**Task to complete**
Filter the data below for the string "image" and copy each matching line.

**Records supplied**
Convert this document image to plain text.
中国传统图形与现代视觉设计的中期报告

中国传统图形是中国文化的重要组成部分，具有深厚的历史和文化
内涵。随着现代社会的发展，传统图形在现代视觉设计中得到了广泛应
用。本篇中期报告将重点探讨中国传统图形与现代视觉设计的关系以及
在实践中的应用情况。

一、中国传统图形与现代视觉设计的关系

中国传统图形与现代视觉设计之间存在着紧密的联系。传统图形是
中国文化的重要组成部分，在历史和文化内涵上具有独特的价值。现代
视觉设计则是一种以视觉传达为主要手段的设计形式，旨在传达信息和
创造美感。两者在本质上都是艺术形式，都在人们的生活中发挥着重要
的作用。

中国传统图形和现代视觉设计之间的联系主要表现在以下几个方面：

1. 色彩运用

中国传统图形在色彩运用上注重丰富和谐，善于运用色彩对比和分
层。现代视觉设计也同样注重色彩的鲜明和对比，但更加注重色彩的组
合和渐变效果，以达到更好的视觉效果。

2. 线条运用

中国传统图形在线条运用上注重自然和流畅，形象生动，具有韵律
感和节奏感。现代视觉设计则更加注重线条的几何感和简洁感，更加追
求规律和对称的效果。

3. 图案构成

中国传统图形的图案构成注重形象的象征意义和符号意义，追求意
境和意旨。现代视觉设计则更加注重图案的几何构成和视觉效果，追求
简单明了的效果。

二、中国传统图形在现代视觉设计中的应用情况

---

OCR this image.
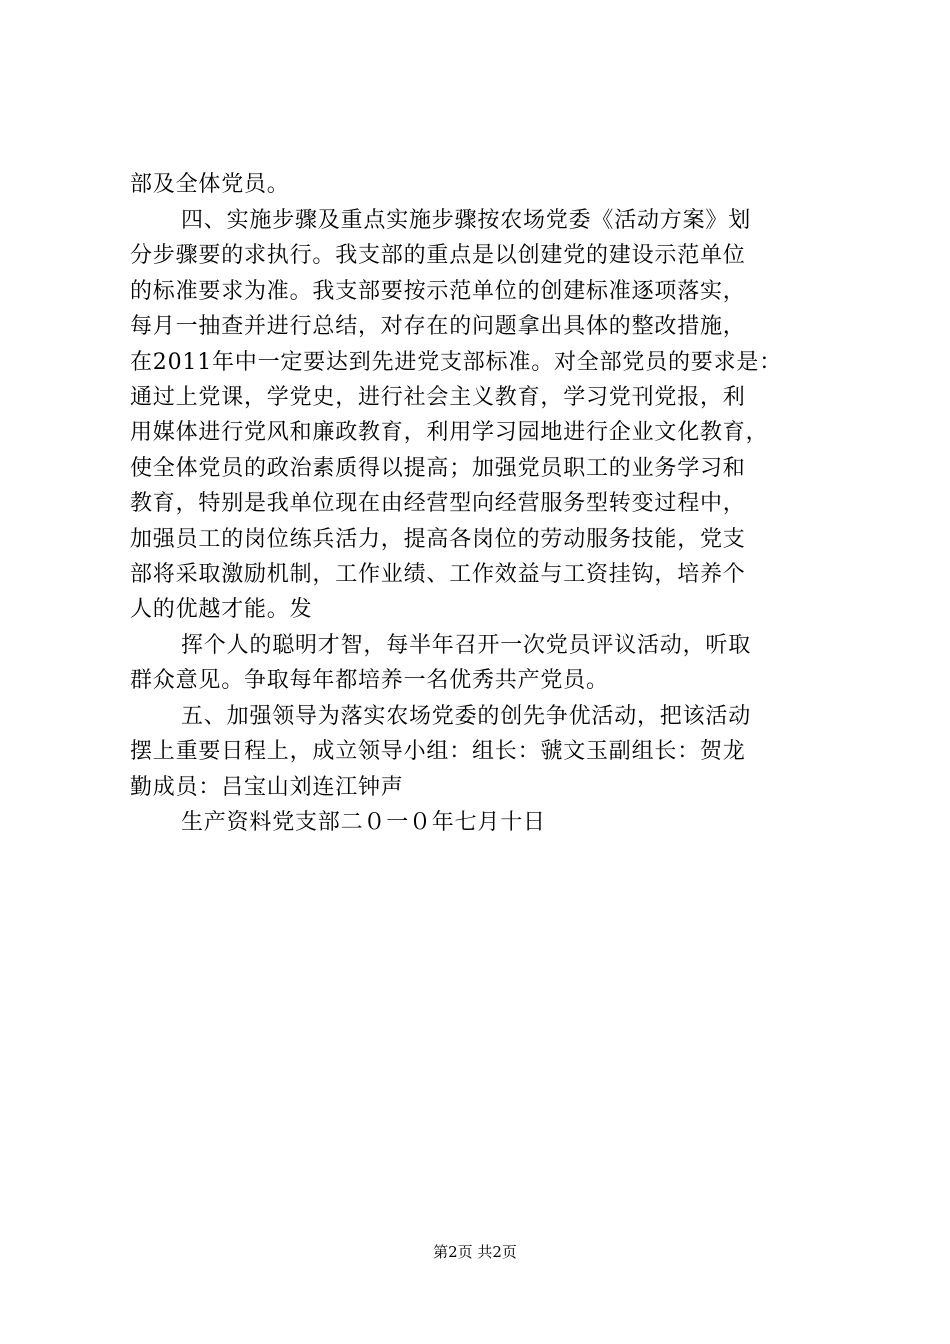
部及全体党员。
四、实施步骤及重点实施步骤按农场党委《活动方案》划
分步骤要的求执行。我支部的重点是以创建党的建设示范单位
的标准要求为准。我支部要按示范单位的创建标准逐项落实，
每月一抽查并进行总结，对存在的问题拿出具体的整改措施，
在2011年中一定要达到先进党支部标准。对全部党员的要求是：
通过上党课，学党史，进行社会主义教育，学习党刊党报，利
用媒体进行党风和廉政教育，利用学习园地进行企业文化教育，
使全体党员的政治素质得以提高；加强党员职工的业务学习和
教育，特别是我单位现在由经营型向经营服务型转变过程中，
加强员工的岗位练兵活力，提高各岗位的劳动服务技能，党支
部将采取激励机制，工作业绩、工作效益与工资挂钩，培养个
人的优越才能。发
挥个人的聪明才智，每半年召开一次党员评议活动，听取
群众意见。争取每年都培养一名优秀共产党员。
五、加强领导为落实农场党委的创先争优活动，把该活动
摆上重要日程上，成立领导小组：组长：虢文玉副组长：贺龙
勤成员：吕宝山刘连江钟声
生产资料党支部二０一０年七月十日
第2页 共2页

**Exercise response**
Convert this document image to plain text.
OCR this image.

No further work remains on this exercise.